> **WRITTEN TASK**
Would you write out the entries below, every one of them, exactly?

++++ EXTRACTED ENTRIES

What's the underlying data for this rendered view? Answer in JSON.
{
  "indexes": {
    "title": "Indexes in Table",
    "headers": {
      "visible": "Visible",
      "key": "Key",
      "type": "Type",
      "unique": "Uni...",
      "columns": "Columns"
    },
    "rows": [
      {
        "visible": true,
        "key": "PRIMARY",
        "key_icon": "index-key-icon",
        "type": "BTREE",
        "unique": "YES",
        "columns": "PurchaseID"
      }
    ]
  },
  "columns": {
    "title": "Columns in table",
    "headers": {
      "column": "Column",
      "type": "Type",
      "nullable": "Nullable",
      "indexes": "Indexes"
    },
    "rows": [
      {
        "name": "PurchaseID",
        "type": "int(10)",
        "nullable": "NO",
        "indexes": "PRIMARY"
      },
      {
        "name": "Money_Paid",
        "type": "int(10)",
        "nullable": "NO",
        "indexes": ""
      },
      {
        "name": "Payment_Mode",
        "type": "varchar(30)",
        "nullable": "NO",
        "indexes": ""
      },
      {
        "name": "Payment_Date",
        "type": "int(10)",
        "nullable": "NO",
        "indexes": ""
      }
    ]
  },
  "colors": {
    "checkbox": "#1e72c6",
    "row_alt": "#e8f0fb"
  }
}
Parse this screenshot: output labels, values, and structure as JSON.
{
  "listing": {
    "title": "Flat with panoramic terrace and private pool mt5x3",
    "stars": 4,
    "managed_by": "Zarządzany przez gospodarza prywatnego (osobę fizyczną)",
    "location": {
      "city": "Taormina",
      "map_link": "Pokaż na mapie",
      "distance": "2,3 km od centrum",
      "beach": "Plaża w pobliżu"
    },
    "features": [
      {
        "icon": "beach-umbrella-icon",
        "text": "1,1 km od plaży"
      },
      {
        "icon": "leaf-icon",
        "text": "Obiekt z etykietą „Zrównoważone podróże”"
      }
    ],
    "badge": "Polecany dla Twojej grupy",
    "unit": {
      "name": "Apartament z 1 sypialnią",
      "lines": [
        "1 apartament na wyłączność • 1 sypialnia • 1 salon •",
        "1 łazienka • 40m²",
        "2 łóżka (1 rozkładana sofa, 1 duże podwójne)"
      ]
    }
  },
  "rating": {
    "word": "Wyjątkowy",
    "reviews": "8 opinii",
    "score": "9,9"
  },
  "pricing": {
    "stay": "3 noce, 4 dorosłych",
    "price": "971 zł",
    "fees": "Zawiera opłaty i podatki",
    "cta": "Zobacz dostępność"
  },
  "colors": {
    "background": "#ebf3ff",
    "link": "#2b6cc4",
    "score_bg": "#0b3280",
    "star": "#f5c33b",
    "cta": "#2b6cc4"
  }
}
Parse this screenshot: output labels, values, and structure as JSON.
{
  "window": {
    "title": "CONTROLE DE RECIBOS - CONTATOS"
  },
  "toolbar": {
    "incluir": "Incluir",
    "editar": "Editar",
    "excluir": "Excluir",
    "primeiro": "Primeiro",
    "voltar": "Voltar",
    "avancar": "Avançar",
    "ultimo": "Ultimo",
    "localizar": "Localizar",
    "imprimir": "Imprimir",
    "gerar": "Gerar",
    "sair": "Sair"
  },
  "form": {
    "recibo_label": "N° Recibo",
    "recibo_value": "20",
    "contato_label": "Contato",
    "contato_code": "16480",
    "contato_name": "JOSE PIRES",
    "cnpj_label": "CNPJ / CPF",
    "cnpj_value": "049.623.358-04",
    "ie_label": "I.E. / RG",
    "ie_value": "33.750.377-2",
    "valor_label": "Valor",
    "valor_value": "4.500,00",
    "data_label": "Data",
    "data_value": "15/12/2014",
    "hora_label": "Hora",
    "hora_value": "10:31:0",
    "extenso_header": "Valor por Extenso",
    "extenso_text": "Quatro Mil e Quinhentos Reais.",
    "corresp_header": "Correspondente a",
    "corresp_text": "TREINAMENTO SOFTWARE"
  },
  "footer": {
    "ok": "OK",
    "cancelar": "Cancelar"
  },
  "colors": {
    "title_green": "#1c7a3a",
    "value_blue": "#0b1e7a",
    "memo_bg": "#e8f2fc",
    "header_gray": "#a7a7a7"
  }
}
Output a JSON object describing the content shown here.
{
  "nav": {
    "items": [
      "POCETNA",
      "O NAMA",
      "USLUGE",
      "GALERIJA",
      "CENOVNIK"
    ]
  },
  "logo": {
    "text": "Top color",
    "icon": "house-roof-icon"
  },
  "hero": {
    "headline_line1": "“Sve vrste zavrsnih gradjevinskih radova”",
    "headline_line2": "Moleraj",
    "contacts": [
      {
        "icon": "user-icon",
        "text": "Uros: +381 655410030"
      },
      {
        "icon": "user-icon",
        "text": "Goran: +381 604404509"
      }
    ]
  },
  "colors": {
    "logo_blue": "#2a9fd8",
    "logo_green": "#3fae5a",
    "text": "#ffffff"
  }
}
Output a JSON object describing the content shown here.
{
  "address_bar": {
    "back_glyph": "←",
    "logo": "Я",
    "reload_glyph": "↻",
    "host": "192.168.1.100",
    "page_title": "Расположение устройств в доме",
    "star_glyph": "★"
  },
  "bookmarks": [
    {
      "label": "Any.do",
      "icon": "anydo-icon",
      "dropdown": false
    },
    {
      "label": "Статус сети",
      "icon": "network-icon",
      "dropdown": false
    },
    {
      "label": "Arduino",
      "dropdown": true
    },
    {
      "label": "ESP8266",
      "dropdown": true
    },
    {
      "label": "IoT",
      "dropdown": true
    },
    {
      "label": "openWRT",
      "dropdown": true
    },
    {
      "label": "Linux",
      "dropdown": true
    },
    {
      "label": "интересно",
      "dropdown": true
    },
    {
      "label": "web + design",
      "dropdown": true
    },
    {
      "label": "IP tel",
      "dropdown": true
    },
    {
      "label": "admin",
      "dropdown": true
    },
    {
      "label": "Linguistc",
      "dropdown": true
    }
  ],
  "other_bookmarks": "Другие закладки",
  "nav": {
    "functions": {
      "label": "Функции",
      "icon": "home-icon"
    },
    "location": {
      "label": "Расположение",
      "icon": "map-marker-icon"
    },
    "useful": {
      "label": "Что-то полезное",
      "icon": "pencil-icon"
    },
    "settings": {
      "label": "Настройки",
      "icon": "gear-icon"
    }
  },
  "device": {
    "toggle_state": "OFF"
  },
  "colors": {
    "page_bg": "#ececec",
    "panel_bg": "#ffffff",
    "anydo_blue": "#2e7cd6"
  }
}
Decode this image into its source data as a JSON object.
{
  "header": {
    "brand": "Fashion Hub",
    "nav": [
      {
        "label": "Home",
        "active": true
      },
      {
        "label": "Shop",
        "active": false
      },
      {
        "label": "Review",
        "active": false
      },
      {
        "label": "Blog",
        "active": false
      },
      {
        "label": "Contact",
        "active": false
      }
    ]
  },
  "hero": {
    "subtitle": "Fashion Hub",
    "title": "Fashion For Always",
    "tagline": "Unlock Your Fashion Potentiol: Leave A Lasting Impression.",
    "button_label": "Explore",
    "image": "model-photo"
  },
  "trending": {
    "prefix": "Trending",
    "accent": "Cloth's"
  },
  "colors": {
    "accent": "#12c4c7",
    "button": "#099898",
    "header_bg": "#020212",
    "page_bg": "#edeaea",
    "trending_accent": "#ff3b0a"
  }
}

++++++++

> **TASK OUTPUT**
What's the underlying data for this rendered view? Answer in JSON.
{
  "indexes": {
    "title": "Indexes in Table",
    "headers": {
      "visible": "Visible",
      "key": "Key",
      "type": "Type",
      "unique": "Uni...",
      "columns": "Columns"
    },
    "rows": [
      {
        "visible": true,
        "key": "PRIMARY",
        "key_icon": "index-key-icon",
        "type": "BTREE",
        "unique": "YES",
        "columns": "PurchaseID"
      }
    ]
  },
  "columns": {
    "title": "Columns in table",
    "headers": {
      "column": "Column",
      "type": "Type",
      "nullable": "Nullable",
      "indexes": "Indexes"
    },
    "rows": [
      {
        "name": "PurchaseID",
        "type": "int(10)",
        "nullable": "NO",
        "indexes": "PRIMARY"
      },
      {
        "name": "Money_Paid",
        "type": "int(10)",
        "nullable": "NO",
        "indexes": ""
      },
      {
        "name": "Payment_Mode",
        "type": "varchar(30)",
        "nullable": "NO",
        "indexes": ""
      },
      {
        "name": "Payment_Date",
        "type": "int(10)",
        "nullable": "NO",
        "indexes": ""
      }
    ]
  },
  "colors": {
    "checkbox": "#1e72c6",
    "row_alt": "#e8f0fb"
  }
}
Parse this screenshot: output labels, values, and structure as JSON.
{
  "listing": {
    "title": "Flat with panoramic terrace and private pool mt5x3",
    "stars": 4,
    "managed_by": "Zarządzany przez gospodarza prywatnego (osobę fizyczną)",
    "location": {
      "city": "Taormina",
      "map_link": "Pokaż na mapie",
      "distance": "2,3 km od centrum",
      "beach": "Plaża w pobliżu"
    },
    "features": [
      {
        "icon": "beach-umbrella-icon",
        "text": "1,1 km od plaży"
      },
      {
        "icon": "leaf-icon",
        "text": "Obiekt z etykietą „Zrównoważone podróże”"
      }
    ],
    "badge": "Polecany dla Twojej grupy",
    "unit": {
      "name": "Apartament z 1 sypialnią",
      "lines": [
        "1 apartament na wyłączność • 1 sypialnia • 1 salon •",
        "1 łazienka • 40m²",
        "2 łóżka (1 rozkładana sofa, 1 duże podwójne)"
      ]
    }
  },
  "rating": {
    "word": "Wyjątkowy",
    "reviews": "8 opinii",
    "score": "9,9"
  },
  "pricing": {
    "stay": "3 noce, 4 dorosłych",
    "price": "971 zł",
    "fees": "Zawiera opłaty i podatki",
    "cta": "Zobacz dostępność"
  },
  "colors": {
    "background": "#ebf3ff",
    "link": "#2b6cc4",
    "score_bg": "#0b3280",
    "star": "#f5c33b",
    "cta": "#2b6cc4"
  }
}
Parse this screenshot: output labels, values, and structure as JSON.
{
  "window": {
    "title": "CONTROLE DE RECIBOS - CONTATOS"
  },
  "toolbar": {
    "incluir": "Incluir",
    "editar": "Editar",
    "excluir": "Excluir",
    "primeiro": "Primeiro",
    "voltar": "Voltar",
    "avancar": "Avançar",
    "ultimo": "Ultimo",
    "localizar": "Localizar",
    "imprimir": "Imprimir",
    "gerar": "Gerar",
    "sair": "Sair"
  },
  "form": {
    "recibo_label": "N° Recibo",
    "recibo_value": "20",
    "contato_label": "Contato",
    "contato_code": "16480",
    "contato_name": "JOSE PIRES",
    "cnpj_label": "CNPJ / CPF",
    "cnpj_value": "049.623.358-04",
    "ie_label": "I.E. / RG",
    "ie_value": "33.750.377-2",
    "valor_label": "Valor",
    "valor_value": "4.500,00",
    "data_label": "Data",
    "data_value": "15/12/2014",
    "hora_label": "Hora",
    "hora_value": "10:31:0",
    "extenso_header": "Valor por Extenso",
    "extenso_text": "Quatro Mil e Quinhentos Reais.",
    "corresp_header": "Correspondente a",
    "corresp_text": "TREINAMENTO SOFTWARE"
  },
  "footer": {
    "ok": "OK",
    "cancelar": "Cancelar"
  },
  "colors": {
    "title_green": "#1c7a3a",
    "value_blue": "#0b1e7a",
    "memo_bg": "#e8f2fc",
    "header_gray": "#a7a7a7"
  }
}
Output a JSON object describing the content shown here.
{
  "nav": {
    "items": [
      "POCETNA",
      "O NAMA",
      "USLUGE",
      "GALERIJA",
      "CENOVNIK"
    ]
  },
  "logo": {
    "text": "Top color",
    "icon": "house-roof-icon"
  },
  "hero": {
    "headline_line1": "“Sve vrste zavrsnih gradjevinskih radova”",
    "headline_line2": "Moleraj",
    "contacts": [
      {
        "icon": "user-icon",
        "text": "Uros: +381 655410030"
      },
      {
        "icon": "user-icon",
        "text": "Goran: +381 604404509"
      }
    ]
  },
  "colors": {
    "logo_blue": "#2a9fd8",
    "logo_green": "#3fae5a",
    "text": "#ffffff"
  }
}
Output a JSON object describing the content shown here.
{
  "address_bar": {
    "back_glyph": "←",
    "logo": "Я",
    "reload_glyph": "↻",
    "host": "192.168.1.100",
    "page_title": "Расположение устройств в доме",
    "star_glyph": "★"
  },
  "bookmarks": [
    {
      "label": "Any.do",
      "icon": "anydo-icon",
      "dropdown": false
    },
    {
      "label": "Статус сети",
      "icon": "network-icon",
      "dropdown": false
    },
    {
      "label": "Arduino",
      "dropdown": true
    },
    {
      "label": "ESP8266",
      "dropdown": true
    },
    {
      "label": "IoT",
      "dropdown": true
    },
    {
      "label": "openWRT",
      "dropdown": true
    },
    {
      "label": "Linux",
      "dropdown": true
    },
    {
      "label": "интересно",
      "dropdown": true
    },
    {
      "label": "web + design",
      "dropdown": true
    },
    {
      "label": "IP tel",
      "dropdown": true
    },
    {
      "label": "admin",
      "dropdown": true
    },
    {
      "label": "Linguistc",
      "dropdown": true
    }
  ],
  "other_bookmarks": "Другие закладки",
  "nav": {
    "functions": {
      "label": "Функции",
      "icon": "home-icon"
    },
    "location": {
      "label": "Расположение",
      "icon": "map-marker-icon"
    },
    "useful": {
      "label": "Что-то полезное",
      "icon": "pencil-icon"
    },
    "settings": {
      "label": "Настройки",
      "icon": "gear-icon"
    }
  },
  "device": {
    "toggle_state": "OFF"
  },
  "colors": {
    "page_bg": "#ececec",
    "panel_bg": "#ffffff",
    "anydo_blue": "#2e7cd6"
  }
}
Decode this image into its source data as a JSON object.
{
  "header": {
    "brand": "Fashion Hub",
    "nav": [
      {
        "label": "Home",
        "active": true
      },
      {
        "label": "Shop",
        "active": false
      },
      {
        "label": "Review",
        "active": false
      },
      {
        "label": "Blog",
        "active": false
      },
      {
        "label": "Contact",
        "active": false
      }
    ]
  },
  "hero": {
    "subtitle": "Fashion Hub",
    "title": "Fashion For Always",
    "tagline": "Unlock Your Fashion Potentiol: Leave A Lasting Impression.",
    "button_label": "Explore",
    "image": "model-photo"
  },
  "trending": {
    "prefix": "Trending",
    "accent": "Cloth's"
  },
  "colors": {
    "accent": "#12c4c7",
    "button": "#099898",
    "header_bg": "#020212",
    "page_bg": "#edeaea",
    "trending_accent": "#ff3b0a"
  }
}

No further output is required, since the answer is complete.